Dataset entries
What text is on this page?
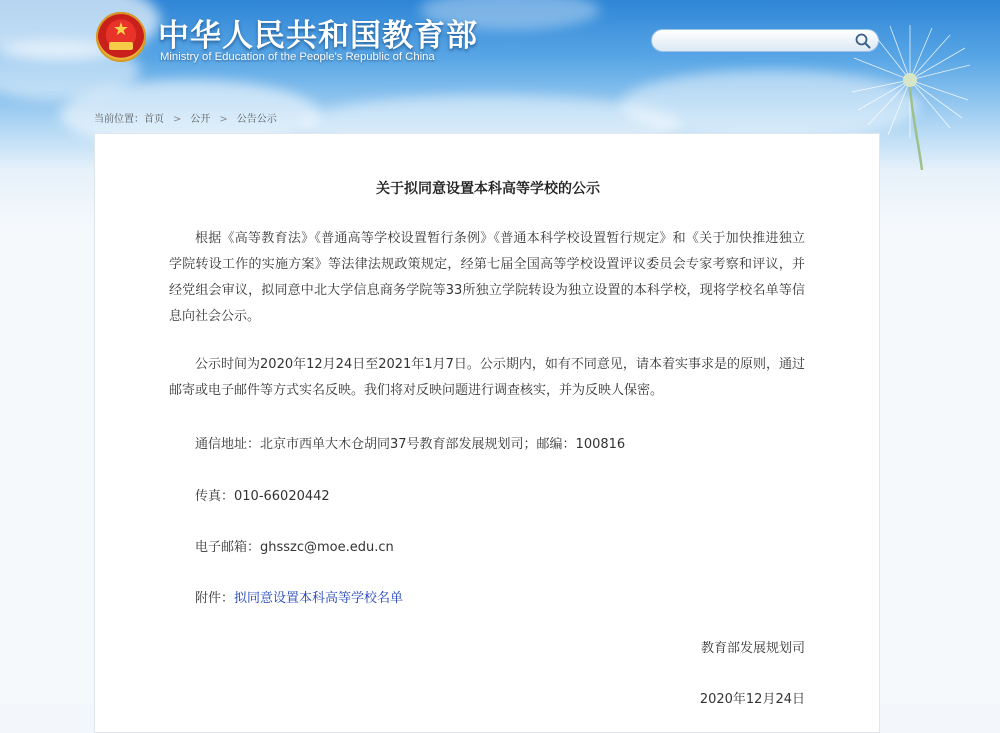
★ 中华人民共和国教育部

Ministry of Education of the People's Republic of China

当前位置：首页 > 公开 > 公告公示
关于拟同意设置本科高等学校的公示

根据《高等教育法》《普通高等学校设置暂行条例》《普通本科学校设置暂行规定》和《关于加快推进独立学院转设工作的实施方案》等法律法规政策规定，经第七届全国高等学校设置评议委员会专家考察和评议，并经党组会审议，拟同意中北大学信息商务学院等33所独立学院转设为独立设置的本科学校，现将学校名单等信息向社会公示。

公示时间为2020年12月24日至2021年1月7日。公示期内，如有不同意见，请本着实事求是的原则，通过邮寄或电子邮件等方式实名反映。我们将对反映问题进行调查核实，并为反映人保密。

通信地址：北京市西单大木仓胡同37号教育部发展规划司；邮编：100816

传真：010-66020442

电子邮箱：ghsszc@moe.edu.cn

附件：拟同意设置本科高等学校名单

教育部发展规划司

2020年12月24日
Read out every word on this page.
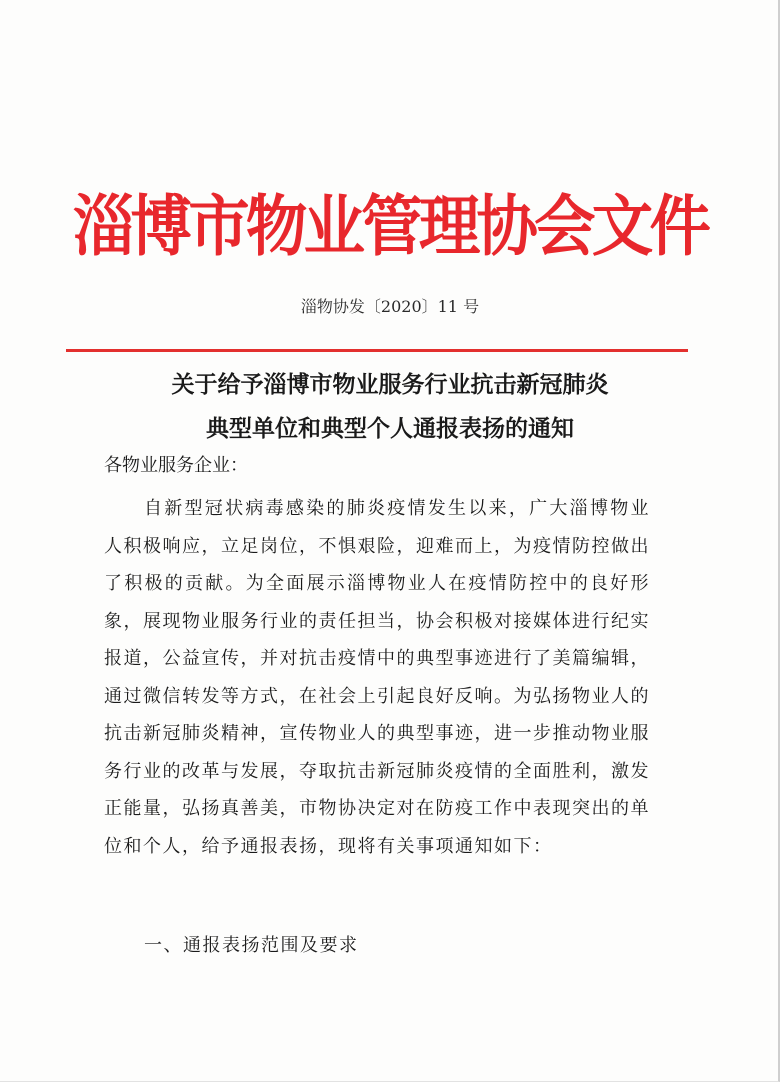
淄博市物业管理协会文件
淄物协发〔2020〕11 号
关于给予淄博市物业服务行业抗击新冠肺炎
典型单位和典型个人通报表扬的通知
各物业服务企业：
自新型冠状病毒感染的肺炎疫情发生以来，广大淄博物业人积极响应，立足岗位，不惧艰险，迎难而上，为疫情防控做出了积极的贡献。为全面展示淄博物业人在疫情防控中的良好形象，展现物业服务行业的责任担当，协会积极对接媒体进行纪实报道，公益宣传，并对抗击疫情中的典型事迹进行了美篇编辑，通过微信转发等方式，在社会上引起良好反响。为弘扬物业人的抗击新冠肺炎精神，宣传物业人的典型事迹，进一步推动物业服务行业的改革与发展，夺取抗击新冠肺炎疫情的全面胜利，激发正能量，弘扬真善美，市物协决定对在防疫工作中表现突出的单位和个人，给予通报表扬，现将有关事项通知如下：
一、通报表扬范围及要求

▶ **Exercise description**:
Read the data above. Pull out each line in which the string "this" appears.

▶ **The solution**:
What text is on this page?
Read out every word on this page.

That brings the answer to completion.